◆ **Problem description**: Find every line in the records below that holds the word "Mild" and copy it.

(Data entries)
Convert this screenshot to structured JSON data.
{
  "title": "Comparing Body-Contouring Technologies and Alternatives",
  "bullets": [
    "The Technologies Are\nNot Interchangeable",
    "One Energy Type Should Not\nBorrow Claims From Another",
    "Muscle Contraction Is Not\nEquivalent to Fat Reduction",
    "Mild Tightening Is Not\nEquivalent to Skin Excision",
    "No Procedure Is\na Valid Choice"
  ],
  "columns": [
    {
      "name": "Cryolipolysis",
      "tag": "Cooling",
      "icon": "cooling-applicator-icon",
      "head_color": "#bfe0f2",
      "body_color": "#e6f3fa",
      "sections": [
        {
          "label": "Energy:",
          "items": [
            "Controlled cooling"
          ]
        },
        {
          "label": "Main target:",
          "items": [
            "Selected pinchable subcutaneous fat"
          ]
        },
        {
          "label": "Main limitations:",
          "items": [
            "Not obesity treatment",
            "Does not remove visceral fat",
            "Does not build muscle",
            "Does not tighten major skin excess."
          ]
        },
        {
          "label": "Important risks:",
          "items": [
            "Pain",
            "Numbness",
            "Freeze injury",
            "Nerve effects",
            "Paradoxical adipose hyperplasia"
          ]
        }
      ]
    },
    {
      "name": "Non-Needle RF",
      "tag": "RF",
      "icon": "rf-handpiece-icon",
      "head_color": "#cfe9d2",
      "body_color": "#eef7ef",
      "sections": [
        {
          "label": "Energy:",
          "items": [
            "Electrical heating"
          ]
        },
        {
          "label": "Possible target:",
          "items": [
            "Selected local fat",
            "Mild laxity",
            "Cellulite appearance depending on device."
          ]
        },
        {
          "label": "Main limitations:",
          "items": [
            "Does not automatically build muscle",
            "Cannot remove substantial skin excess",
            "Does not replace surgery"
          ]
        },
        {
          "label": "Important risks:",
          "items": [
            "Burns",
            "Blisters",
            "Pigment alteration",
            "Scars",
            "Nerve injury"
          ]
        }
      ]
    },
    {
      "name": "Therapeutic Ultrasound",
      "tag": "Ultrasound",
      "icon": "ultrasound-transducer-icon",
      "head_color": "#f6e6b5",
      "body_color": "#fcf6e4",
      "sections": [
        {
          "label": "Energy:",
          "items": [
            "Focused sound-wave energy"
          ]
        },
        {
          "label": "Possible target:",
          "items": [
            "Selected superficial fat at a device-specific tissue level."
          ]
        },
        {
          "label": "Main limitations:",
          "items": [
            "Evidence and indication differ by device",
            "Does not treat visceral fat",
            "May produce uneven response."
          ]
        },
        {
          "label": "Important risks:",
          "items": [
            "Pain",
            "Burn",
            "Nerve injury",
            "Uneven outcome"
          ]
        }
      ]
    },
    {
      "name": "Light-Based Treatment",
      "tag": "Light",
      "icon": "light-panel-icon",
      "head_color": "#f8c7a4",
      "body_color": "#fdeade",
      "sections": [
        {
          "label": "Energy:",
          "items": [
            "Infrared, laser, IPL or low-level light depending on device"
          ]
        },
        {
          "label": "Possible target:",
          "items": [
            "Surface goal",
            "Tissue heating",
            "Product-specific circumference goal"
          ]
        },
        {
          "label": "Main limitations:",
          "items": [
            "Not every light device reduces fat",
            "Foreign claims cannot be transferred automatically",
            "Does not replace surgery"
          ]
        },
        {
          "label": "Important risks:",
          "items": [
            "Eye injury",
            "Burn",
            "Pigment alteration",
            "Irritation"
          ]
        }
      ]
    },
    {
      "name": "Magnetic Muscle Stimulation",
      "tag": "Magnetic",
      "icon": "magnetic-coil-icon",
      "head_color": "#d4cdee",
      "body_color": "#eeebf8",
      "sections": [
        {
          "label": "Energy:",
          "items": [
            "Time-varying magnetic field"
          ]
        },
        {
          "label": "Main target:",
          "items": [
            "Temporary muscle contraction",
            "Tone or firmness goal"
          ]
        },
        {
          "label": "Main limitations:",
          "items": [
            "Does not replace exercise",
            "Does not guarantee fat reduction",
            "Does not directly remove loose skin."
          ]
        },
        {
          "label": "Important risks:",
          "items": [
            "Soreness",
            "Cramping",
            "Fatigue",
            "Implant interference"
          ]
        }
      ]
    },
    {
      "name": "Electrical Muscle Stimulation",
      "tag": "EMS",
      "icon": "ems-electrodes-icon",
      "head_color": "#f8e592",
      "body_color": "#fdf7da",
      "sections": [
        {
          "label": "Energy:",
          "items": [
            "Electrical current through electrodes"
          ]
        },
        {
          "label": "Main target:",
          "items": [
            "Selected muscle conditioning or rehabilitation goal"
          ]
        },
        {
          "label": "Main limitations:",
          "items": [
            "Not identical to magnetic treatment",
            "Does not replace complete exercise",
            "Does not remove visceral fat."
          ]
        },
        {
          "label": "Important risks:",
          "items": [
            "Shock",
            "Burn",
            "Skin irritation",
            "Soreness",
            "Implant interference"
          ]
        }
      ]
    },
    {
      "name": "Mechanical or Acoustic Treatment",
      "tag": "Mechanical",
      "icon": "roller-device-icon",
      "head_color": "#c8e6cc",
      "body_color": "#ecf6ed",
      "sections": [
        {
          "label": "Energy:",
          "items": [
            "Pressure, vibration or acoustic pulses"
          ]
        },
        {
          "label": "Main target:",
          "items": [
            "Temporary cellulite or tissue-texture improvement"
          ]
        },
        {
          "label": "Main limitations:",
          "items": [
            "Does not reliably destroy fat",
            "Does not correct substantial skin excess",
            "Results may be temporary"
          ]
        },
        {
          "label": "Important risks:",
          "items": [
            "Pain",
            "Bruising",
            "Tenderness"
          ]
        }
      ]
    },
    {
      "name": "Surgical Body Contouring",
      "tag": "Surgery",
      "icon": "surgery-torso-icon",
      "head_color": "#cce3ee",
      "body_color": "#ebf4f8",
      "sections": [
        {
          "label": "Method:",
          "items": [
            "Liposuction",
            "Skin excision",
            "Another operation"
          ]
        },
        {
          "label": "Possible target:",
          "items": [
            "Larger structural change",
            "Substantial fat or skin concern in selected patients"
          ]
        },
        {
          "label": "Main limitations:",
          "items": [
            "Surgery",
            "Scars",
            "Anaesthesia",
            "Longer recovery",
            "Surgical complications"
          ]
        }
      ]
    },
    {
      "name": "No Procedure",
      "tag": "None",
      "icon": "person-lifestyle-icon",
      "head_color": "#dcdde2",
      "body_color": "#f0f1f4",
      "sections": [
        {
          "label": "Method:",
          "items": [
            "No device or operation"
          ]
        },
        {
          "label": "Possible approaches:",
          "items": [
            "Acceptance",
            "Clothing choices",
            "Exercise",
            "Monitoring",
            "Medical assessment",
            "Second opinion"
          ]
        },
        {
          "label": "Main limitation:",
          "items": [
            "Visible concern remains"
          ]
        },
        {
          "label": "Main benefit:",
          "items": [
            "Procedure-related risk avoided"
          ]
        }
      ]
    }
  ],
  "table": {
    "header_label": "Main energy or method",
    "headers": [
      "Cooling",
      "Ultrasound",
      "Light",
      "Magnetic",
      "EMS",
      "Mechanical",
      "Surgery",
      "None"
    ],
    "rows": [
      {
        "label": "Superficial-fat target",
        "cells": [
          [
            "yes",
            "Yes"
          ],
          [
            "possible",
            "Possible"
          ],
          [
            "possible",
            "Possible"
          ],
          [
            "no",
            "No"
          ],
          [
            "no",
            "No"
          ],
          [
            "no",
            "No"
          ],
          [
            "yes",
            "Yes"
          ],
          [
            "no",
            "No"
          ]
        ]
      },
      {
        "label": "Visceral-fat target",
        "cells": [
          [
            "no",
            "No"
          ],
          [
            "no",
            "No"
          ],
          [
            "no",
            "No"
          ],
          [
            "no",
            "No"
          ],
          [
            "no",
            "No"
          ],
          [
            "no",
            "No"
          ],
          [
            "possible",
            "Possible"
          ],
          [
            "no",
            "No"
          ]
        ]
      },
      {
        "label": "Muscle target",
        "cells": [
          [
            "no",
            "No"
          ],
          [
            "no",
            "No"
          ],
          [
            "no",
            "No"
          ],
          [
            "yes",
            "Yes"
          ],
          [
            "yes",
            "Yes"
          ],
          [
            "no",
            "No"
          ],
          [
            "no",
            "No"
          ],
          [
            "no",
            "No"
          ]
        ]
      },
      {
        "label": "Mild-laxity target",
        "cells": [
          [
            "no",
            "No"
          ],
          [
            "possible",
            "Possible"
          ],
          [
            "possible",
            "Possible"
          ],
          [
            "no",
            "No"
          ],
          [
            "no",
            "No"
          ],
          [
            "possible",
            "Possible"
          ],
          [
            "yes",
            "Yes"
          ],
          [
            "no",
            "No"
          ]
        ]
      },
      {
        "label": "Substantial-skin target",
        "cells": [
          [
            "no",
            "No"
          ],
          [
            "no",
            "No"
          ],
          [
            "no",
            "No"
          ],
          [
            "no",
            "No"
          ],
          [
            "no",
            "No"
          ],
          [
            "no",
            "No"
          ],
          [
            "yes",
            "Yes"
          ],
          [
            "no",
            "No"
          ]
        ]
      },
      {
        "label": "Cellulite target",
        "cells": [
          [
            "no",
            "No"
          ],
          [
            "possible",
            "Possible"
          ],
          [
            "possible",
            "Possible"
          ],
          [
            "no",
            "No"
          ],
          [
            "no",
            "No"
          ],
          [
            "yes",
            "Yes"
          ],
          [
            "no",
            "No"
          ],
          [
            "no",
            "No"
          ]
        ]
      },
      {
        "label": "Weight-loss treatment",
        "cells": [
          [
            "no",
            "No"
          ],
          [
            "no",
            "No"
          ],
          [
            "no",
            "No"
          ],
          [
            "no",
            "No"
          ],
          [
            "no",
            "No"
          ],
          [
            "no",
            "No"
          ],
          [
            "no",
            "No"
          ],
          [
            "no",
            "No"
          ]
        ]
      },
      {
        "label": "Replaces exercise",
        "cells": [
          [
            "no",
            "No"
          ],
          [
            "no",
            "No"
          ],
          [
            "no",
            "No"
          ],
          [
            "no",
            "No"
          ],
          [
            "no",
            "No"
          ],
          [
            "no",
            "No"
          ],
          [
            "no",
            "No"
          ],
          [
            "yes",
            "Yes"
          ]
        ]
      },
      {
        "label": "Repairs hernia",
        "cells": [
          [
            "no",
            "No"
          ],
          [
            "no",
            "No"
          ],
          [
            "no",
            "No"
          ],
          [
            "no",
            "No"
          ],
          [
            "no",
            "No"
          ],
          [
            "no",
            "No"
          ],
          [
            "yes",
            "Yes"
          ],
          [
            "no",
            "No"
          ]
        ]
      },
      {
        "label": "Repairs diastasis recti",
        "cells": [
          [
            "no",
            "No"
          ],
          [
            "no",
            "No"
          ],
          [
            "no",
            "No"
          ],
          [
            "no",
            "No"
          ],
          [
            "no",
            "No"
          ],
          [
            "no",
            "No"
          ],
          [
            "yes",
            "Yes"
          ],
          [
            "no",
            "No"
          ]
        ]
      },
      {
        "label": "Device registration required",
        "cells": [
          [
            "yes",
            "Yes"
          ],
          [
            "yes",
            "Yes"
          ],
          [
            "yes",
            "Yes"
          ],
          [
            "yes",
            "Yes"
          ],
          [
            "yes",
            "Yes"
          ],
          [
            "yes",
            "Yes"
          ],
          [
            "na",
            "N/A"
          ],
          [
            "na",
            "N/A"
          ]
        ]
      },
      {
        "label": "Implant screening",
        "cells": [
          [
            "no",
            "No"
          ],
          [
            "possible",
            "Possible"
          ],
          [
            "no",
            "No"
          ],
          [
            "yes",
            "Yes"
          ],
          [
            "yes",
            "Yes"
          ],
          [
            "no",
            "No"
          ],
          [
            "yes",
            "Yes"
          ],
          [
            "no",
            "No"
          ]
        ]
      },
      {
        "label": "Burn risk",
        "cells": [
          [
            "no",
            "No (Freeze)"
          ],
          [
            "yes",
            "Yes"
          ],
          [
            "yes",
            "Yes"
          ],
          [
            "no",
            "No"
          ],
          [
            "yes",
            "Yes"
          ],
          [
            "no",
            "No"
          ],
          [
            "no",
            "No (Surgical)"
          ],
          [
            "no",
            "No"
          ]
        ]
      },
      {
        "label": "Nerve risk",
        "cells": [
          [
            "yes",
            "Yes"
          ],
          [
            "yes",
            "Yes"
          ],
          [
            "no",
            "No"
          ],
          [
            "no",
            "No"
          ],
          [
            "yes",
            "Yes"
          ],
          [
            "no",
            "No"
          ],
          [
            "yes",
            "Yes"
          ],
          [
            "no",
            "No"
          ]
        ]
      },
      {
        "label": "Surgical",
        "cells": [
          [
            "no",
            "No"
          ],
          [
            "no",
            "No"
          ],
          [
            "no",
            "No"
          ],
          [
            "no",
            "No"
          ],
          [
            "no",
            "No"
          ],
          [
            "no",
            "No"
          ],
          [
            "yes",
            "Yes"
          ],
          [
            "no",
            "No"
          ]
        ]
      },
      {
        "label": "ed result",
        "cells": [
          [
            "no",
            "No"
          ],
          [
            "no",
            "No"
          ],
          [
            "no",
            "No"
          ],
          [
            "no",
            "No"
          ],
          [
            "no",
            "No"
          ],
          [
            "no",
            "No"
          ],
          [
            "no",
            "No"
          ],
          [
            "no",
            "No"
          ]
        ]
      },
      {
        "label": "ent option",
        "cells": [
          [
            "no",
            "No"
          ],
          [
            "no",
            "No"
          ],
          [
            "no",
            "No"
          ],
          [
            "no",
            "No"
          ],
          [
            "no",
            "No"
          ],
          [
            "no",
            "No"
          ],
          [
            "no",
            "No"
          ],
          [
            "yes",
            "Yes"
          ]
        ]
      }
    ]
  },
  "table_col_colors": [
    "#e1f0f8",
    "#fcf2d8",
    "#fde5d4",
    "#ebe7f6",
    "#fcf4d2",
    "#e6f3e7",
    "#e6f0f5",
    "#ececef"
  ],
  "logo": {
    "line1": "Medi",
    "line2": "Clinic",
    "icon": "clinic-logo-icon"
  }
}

◆ **Result of this exercise**:
    "Mild Tightening Is Not\nEquivalent to Skin Excision",
            "Mild laxity",
        "label": "Mild-laxity target",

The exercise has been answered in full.